Goal of the exercise => Collect all lines below with the string "hours".

Task material =>
# # # # #

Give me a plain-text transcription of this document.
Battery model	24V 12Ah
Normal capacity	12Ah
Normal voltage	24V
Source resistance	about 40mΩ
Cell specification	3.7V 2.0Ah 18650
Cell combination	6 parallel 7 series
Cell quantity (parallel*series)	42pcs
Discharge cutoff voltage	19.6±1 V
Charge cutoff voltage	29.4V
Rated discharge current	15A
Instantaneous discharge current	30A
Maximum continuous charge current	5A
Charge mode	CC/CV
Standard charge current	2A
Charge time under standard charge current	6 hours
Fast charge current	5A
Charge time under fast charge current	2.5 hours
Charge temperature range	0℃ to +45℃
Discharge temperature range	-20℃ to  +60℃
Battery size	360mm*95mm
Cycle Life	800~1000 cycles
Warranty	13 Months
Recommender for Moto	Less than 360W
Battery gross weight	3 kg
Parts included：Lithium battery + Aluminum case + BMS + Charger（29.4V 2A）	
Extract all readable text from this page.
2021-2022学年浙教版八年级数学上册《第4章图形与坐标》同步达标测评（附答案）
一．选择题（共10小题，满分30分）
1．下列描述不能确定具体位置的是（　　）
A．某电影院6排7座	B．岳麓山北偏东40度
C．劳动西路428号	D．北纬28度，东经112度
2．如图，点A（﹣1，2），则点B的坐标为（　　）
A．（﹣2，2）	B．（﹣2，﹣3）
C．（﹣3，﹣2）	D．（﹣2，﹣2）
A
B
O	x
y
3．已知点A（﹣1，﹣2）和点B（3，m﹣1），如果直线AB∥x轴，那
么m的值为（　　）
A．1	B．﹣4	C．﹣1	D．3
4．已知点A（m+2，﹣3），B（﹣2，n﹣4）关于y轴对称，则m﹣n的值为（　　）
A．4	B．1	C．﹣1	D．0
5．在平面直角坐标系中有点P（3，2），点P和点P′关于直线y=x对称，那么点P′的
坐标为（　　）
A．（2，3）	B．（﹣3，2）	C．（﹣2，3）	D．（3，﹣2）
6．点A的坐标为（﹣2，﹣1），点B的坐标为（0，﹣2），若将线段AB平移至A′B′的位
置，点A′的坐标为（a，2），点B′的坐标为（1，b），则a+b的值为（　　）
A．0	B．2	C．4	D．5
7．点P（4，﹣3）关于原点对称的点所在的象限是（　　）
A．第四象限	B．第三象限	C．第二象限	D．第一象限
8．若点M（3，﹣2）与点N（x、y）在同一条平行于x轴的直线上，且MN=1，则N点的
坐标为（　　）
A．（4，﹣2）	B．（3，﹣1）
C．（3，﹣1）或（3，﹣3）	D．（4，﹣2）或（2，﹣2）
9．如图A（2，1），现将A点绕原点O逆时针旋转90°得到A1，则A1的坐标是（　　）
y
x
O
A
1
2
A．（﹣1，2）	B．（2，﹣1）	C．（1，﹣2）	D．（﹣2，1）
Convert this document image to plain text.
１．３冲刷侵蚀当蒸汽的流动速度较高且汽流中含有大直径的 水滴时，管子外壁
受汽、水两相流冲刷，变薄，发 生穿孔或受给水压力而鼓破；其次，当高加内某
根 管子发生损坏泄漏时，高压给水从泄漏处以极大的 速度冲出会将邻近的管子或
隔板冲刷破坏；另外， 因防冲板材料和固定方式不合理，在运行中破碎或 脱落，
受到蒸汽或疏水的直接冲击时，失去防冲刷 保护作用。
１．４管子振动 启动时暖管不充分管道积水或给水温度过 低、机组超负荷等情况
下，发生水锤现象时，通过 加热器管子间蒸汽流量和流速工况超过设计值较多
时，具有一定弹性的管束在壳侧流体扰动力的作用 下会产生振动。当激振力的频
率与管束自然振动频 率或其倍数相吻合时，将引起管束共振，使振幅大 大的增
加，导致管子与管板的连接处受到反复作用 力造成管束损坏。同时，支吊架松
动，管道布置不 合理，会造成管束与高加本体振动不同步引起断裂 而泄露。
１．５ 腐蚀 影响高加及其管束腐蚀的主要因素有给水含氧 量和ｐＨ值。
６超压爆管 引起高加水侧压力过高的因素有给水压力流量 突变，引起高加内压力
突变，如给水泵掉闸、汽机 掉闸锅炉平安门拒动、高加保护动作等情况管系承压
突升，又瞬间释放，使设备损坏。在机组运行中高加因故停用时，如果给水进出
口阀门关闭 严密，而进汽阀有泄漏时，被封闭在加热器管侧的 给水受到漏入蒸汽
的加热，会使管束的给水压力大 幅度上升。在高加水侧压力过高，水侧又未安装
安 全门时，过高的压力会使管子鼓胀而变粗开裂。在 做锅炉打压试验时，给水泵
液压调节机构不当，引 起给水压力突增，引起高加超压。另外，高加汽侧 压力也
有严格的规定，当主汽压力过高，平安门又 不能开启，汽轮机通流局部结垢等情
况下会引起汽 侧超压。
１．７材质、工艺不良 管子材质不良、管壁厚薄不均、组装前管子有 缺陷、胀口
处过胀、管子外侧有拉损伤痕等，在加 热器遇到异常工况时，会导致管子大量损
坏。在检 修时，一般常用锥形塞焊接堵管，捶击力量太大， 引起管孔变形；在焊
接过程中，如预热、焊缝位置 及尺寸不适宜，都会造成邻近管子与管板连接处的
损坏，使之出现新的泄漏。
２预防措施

# # # # #

Final result =>
Charge time under standard charge current	6 hours
Charge time under fast charge current	2.5 hours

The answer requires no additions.